**What you have to do**
Retype the data below without altering anything.

Items from a data source:
● ● ● ●

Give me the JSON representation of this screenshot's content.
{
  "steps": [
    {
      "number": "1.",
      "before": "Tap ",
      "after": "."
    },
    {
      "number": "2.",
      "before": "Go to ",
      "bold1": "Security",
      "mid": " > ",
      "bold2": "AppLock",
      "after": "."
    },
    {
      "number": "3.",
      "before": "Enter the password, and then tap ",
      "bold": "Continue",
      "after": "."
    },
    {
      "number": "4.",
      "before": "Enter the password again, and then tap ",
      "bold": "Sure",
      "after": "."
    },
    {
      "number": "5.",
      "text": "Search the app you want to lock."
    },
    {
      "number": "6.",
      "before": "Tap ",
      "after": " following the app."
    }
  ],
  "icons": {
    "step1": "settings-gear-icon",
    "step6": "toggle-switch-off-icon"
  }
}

● ● ● ●

**Answer**
Give me the JSON representation of this screenshot's content.
{
  "steps": [
    {
      "number": "1.",
      "before": "Tap ",
      "after": "."
    },
    {
      "number": "2.",
      "before": "Go to ",
      "bold1": "Security",
      "mid": " > ",
      "bold2": "AppLock",
      "after": "."
    },
    {
      "number": "3.",
      "before": "Enter the password, and then tap ",
      "bold": "Continue",
      "after": "."
    },
    {
      "number": "4.",
      "before": "Enter the password again, and then tap ",
      "bold": "Sure",
      "after": "."
    },
    {
      "number": "5.",
      "text": "Search the app you want to lock."
    },
    {
      "number": "6.",
      "before": "Tap ",
      "after": " following the app."
    }
  ],
  "icons": {
    "step1": "settings-gear-icon",
    "step6": "toggle-switch-off-icon"
  }
}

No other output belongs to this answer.